====== Entries
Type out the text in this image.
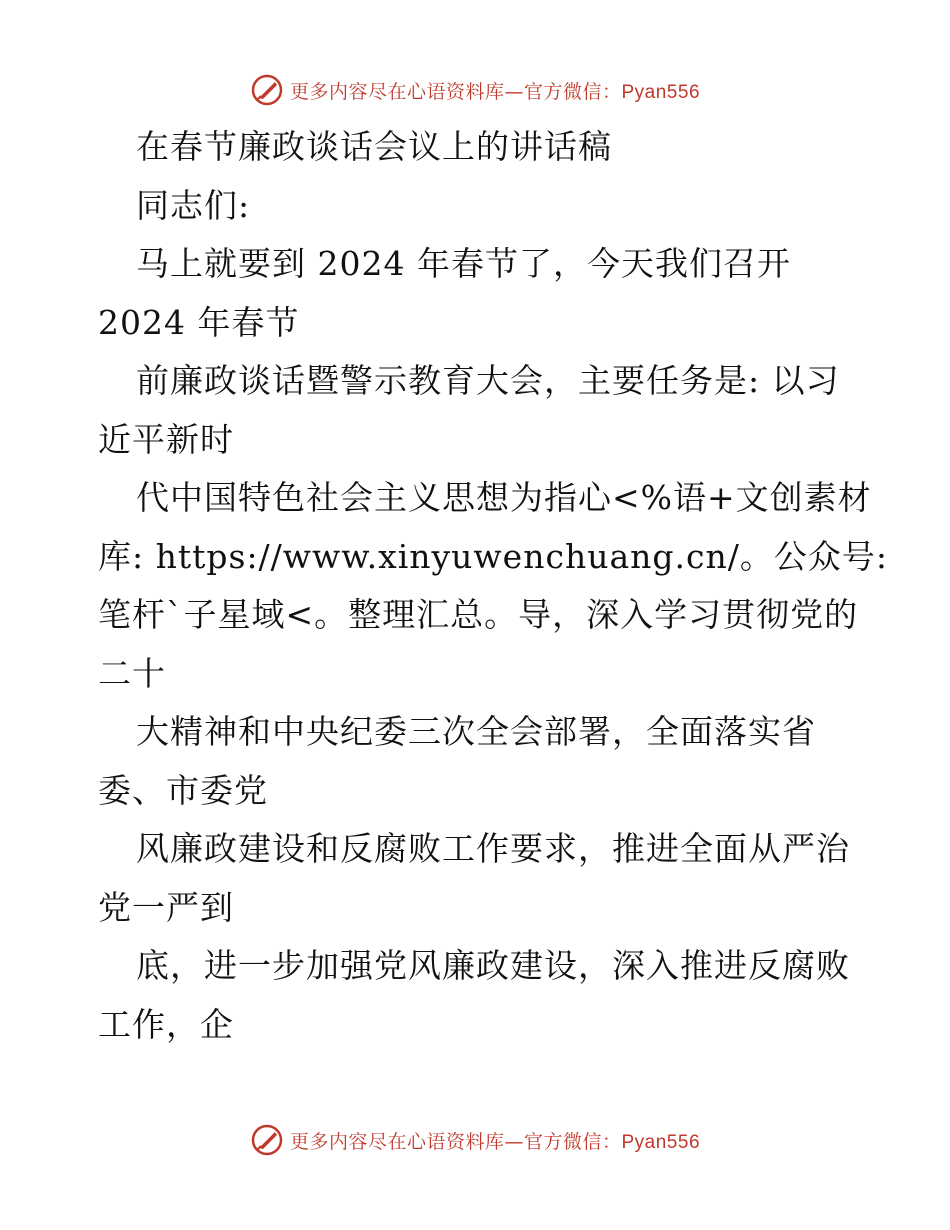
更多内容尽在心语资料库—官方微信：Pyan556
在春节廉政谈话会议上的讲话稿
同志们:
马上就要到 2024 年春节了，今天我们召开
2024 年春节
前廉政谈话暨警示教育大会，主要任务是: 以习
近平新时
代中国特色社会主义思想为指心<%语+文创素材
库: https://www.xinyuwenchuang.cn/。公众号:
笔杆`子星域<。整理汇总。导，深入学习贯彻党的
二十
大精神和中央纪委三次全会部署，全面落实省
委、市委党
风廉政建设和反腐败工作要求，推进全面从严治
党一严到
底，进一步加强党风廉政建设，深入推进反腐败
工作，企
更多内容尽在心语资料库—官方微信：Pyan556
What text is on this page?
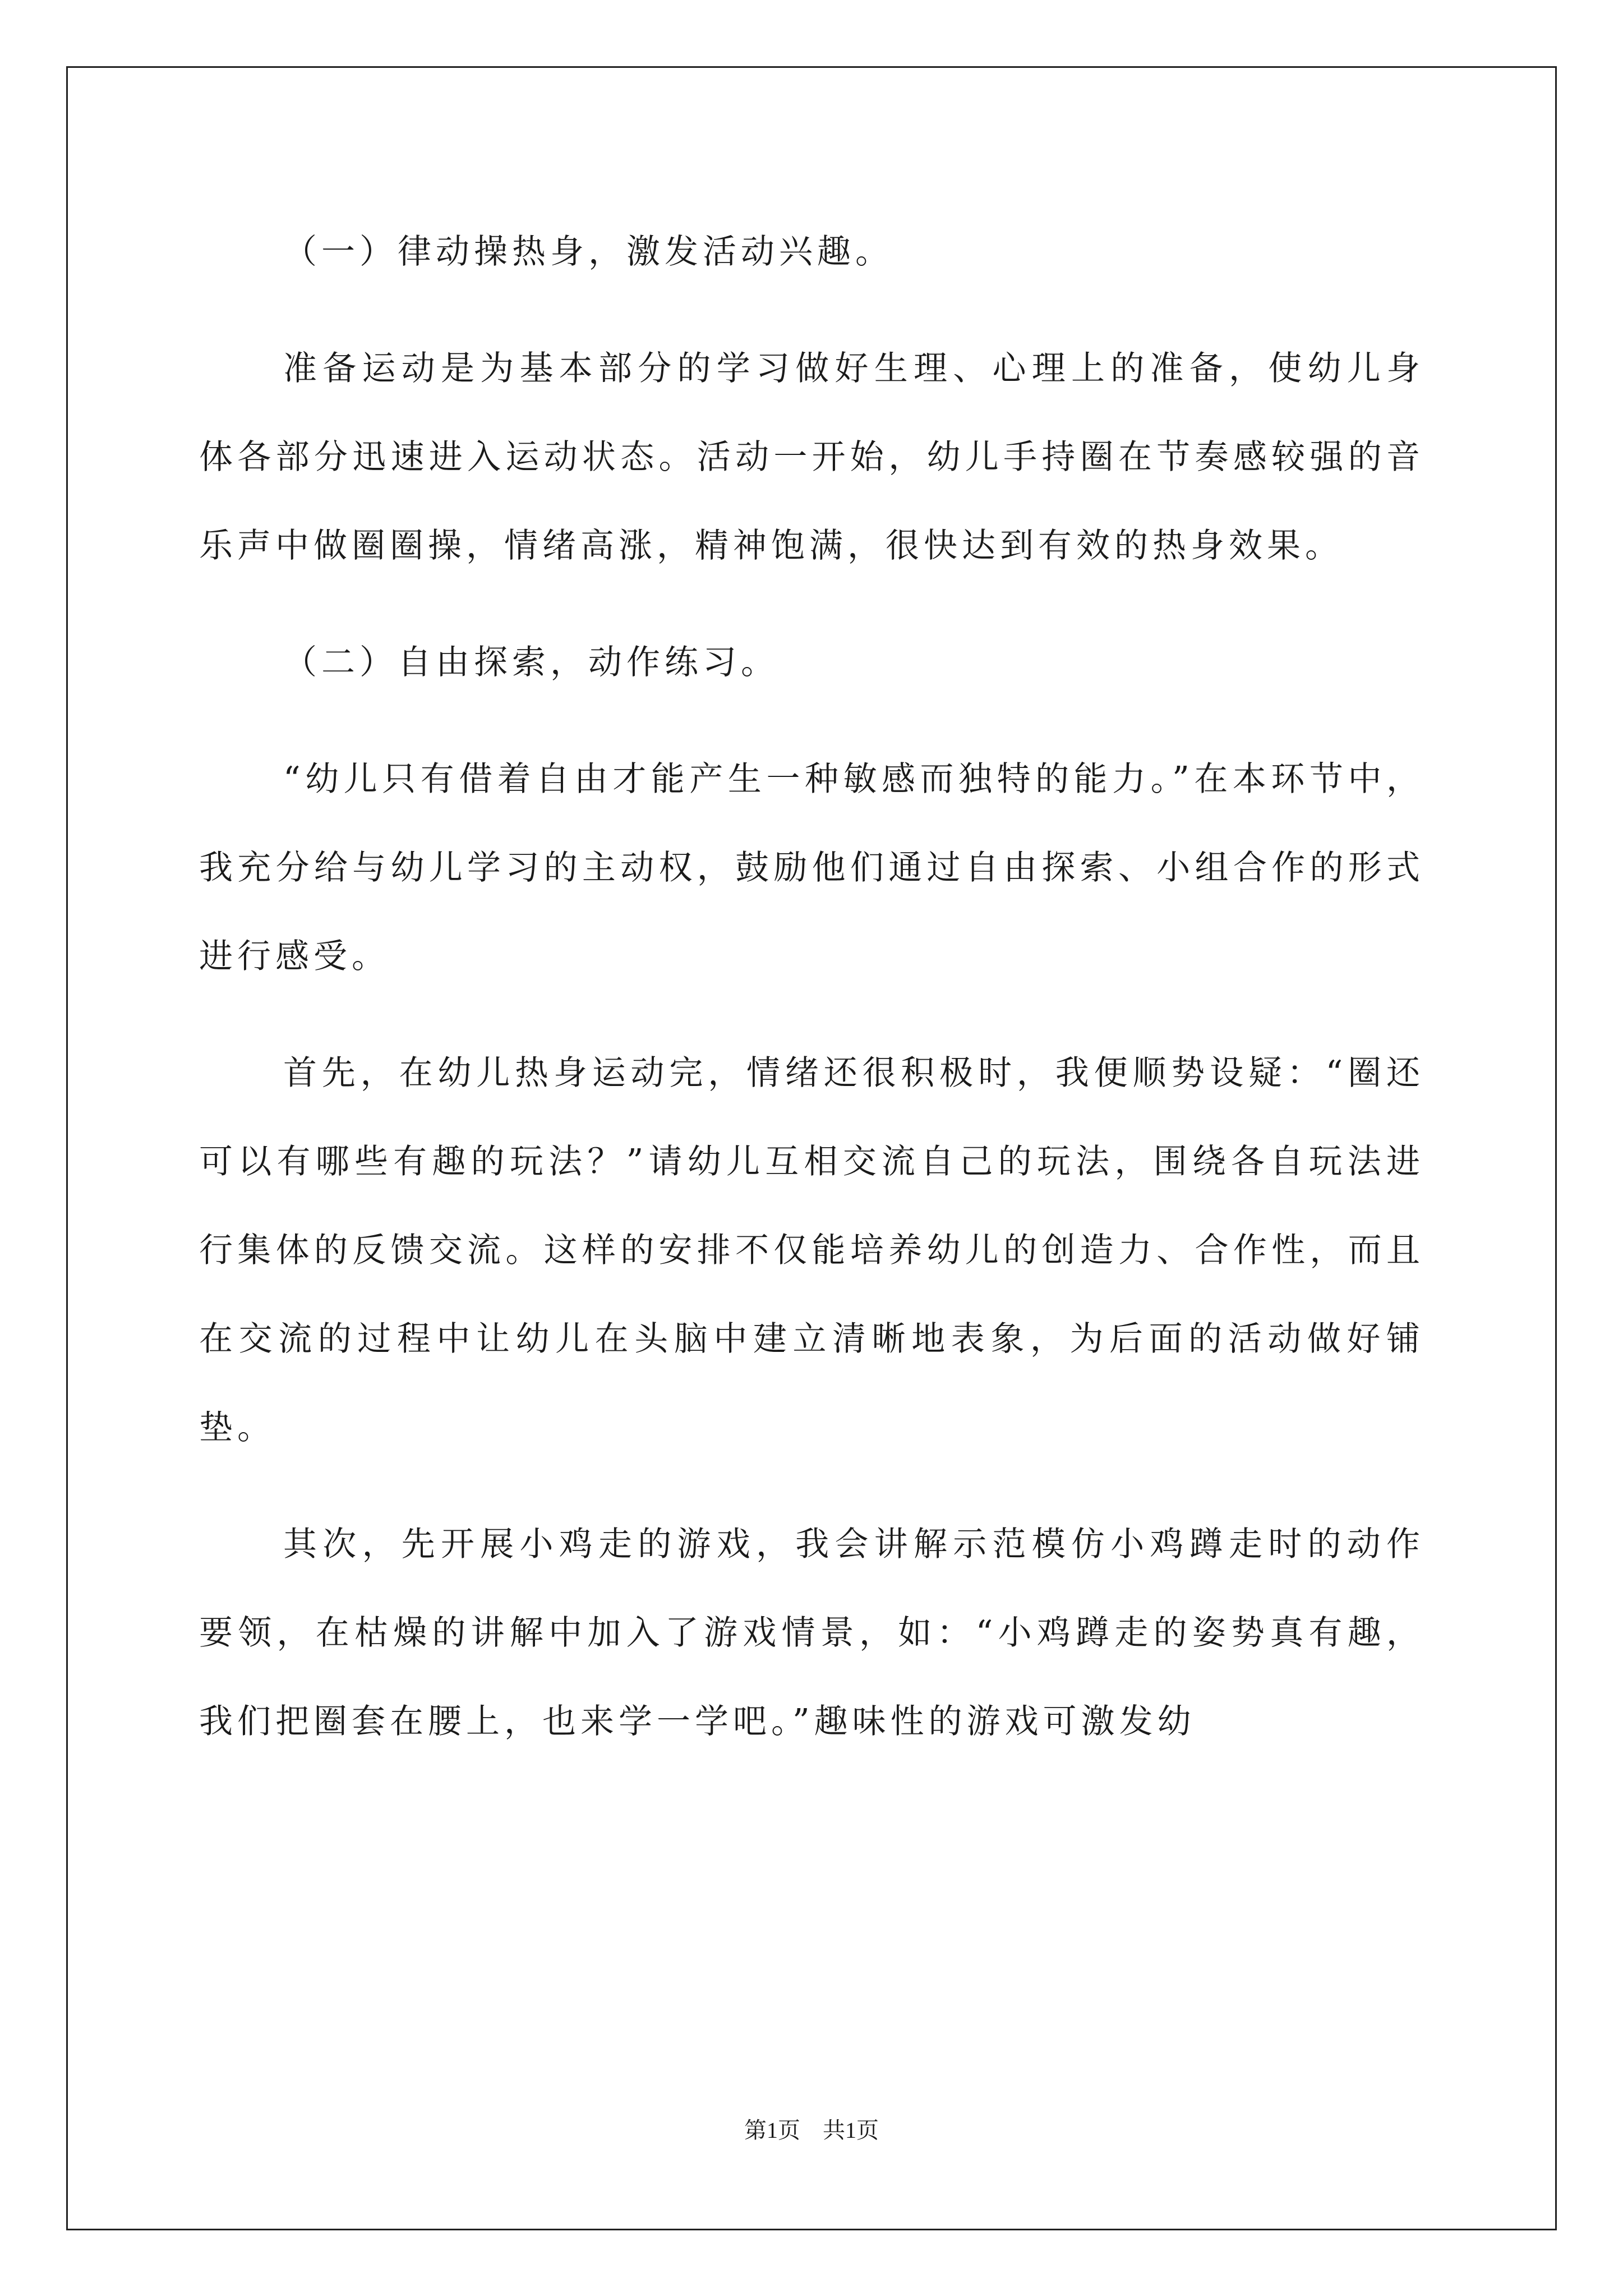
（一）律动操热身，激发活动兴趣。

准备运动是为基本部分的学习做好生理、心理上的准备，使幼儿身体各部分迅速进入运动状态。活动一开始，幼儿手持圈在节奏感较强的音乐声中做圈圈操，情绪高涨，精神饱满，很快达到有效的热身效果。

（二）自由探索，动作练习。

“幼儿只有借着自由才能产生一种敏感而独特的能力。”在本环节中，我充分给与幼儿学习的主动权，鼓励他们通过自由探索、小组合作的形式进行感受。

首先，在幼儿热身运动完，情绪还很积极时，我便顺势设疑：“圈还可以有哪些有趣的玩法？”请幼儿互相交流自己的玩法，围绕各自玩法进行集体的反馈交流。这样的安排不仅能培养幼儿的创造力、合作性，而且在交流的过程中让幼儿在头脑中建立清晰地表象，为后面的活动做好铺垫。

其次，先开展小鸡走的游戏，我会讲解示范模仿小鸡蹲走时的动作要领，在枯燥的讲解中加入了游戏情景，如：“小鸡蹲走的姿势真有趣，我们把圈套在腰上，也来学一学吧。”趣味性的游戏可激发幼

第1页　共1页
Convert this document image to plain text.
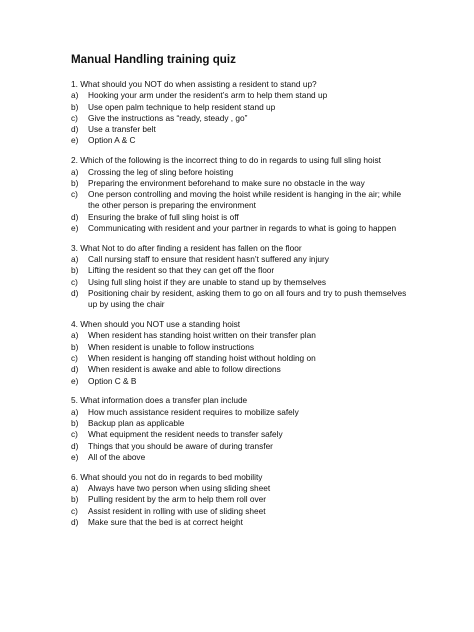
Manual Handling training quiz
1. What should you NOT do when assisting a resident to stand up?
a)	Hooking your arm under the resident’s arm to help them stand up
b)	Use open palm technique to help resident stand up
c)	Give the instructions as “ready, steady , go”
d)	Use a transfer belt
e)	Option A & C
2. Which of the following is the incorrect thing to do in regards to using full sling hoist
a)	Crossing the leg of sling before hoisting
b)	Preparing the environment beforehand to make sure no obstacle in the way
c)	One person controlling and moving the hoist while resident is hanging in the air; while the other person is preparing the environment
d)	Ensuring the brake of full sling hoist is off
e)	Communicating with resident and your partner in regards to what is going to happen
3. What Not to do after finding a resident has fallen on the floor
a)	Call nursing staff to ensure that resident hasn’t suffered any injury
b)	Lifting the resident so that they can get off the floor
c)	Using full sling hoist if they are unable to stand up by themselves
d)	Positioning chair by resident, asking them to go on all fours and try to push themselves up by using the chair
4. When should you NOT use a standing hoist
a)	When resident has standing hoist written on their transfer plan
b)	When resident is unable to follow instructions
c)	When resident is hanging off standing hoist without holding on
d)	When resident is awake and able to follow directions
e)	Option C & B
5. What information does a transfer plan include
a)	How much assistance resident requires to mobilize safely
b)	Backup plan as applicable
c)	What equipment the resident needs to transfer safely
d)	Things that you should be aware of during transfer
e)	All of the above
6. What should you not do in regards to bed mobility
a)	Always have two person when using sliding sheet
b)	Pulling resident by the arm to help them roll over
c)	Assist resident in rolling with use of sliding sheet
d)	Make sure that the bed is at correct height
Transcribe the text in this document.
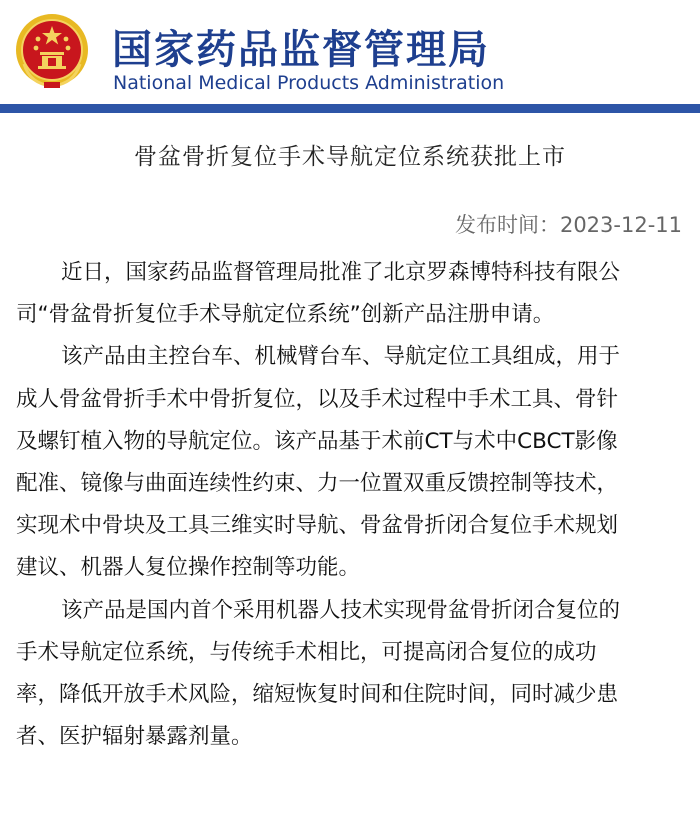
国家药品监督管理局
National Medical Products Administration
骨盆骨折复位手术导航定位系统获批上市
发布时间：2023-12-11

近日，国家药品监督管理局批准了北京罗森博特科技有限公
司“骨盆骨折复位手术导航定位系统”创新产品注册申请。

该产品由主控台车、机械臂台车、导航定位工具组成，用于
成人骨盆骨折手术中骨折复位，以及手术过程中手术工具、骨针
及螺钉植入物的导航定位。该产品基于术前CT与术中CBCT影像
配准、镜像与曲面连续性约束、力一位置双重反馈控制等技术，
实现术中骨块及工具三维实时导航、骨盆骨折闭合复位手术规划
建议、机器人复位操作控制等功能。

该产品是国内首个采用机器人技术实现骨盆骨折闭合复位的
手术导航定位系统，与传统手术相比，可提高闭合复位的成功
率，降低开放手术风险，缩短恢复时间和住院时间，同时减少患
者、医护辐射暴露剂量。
============
#### Direction
Write out every record above exactly as it stands, but leave out the pictures.

#### Response
Type out the text in this image.
更多内容尽在心语资料库—官方微信：Pyan556
在春节廉政谈话会议上的讲话稿
同志们:
马上就要到 2024 年春节了，今天我们召开
2024 年春节
前廉政谈话暨警示教育大会，主要任务是: 以习
近平新时
代中国特色社会主义思想为指心<%语+文创素材
库: https://www.xinyuwenchuang.cn/。公众号:
笔杆`子星域<。整理汇总。导，深入学习贯彻党的
二十
大精神和中央纪委三次全会部署，全面落实省
委、市委党
风廉政建设和反腐败工作要求，推进全面从严治
党一严到
底，进一步加强党风廉政建设，深入推进反腐败
工作，企
更多内容尽在心语资料库—官方微信：Pyan556
What text is on this page?
（一）律动操热身，激发活动兴趣。

准备运动是为基本部分的学习做好生理、心理上的准备，使幼儿身体各部分迅速进入运动状态。活动一开始，幼儿手持圈在节奏感较强的音乐声中做圈圈操，情绪高涨，精神饱满，很快达到有效的热身效果。

（二）自由探索，动作练习。

“幼儿只有借着自由才能产生一种敏感而独特的能力。”在本环节中，我充分给与幼儿学习的主动权，鼓励他们通过自由探索、小组合作的形式进行感受。

首先，在幼儿热身运动完，情绪还很积极时，我便顺势设疑：“圈还可以有哪些有趣的玩法？”请幼儿互相交流自己的玩法，围绕各自玩法进行集体的反馈交流。这样的安排不仅能培养幼儿的创造力、合作性，而且在交流的过程中让幼儿在头脑中建立清晰地表象，为后面的活动做好铺垫。

其次，先开展小鸡走的游戏，我会讲解示范模仿小鸡蹲走时的动作要领，在枯燥的讲解中加入了游戏情景，如：“小鸡蹲走的姿势真有趣，我们把圈套在腰上，也来学一学吧。”趣味性的游戏可激发幼

第1页　共1页
Convert this document image to plain text.
Manual Handling training quiz
1. What should you NOT do when assisting a resident to stand up?
a)	Hooking your arm under the resident’s arm to help them stand up
b)	Use open palm technique to help resident stand up
c)	Give the instructions as “ready, steady , go”
d)	Use a transfer belt
e)	Option A & C
2. Which of the following is the incorrect thing to do in regards to using full sling hoist
a)	Crossing the leg of sling before hoisting
b)	Preparing the environment beforehand to make sure no obstacle in the way
c)	One person controlling and moving the hoist while resident is hanging in the air; while the other person is preparing the environment
d)	Ensuring the brake of full sling hoist is off
e)	Communicating with resident and your partner in regards to what is going to happen
3. What Not to do after finding a resident has fallen on the floor
a)	Call nursing staff to ensure that resident hasn’t suffered any injury
b)	Lifting the resident so that they can get off the floor
c)	Using full sling hoist if they are unable to stand up by themselves
d)	Positioning chair by resident, asking them to go on all fours and try to push themselves up by using the chair
4. When should you NOT use a standing hoist
a)	When resident has standing hoist written on their transfer plan
b)	When resident is unable to follow instructions
c)	When resident is hanging off standing hoist without holding on
d)	When resident is awake and able to follow directions
e)	Option C & B
5. What information does a transfer plan include
a)	How much assistance resident requires to mobilize safely
b)	Backup plan as applicable
c)	What equipment the resident needs to transfer safely
d)	Things that you should be aware of during transfer
e)	All of the above
6. What should you not do in regards to bed mobility
a)	Always have two person when using sliding sheet
b)	Pulling resident by the arm to help them roll over
c)	Assist resident in rolling with use of sliding sheet
d)	Make sure that the bed is at correct height
Transcribe the text in this document.
国家药品监督管理局
National Medical Products Administration
骨盆骨折复位手术导航定位系统获批上市
发布时间：2023-12-11

近日，国家药品监督管理局批准了北京罗森博特科技有限公
司“骨盆骨折复位手术导航定位系统”创新产品注册申请。

该产品由主控台车、机械臂台车、导航定位工具组成，用于
成人骨盆骨折手术中骨折复位，以及手术过程中手术工具、骨针
及螺钉植入物的导航定位。该产品基于术前CT与术中CBCT影像
配准、镜像与曲面连续性约束、力一位置双重反馈控制等技术，
实现术中骨块及工具三维实时导航、骨盆骨折闭合复位手术规划
建议、机器人复位操作控制等功能。

该产品是国内首个采用机器人技术实现骨盆骨折闭合复位的
手术导航定位系统，与传统手术相比，可提高闭合复位的成功
率，降低开放手术风险，缩短恢复时间和住院时间，同时减少患
者、医护辐射暴露剂量。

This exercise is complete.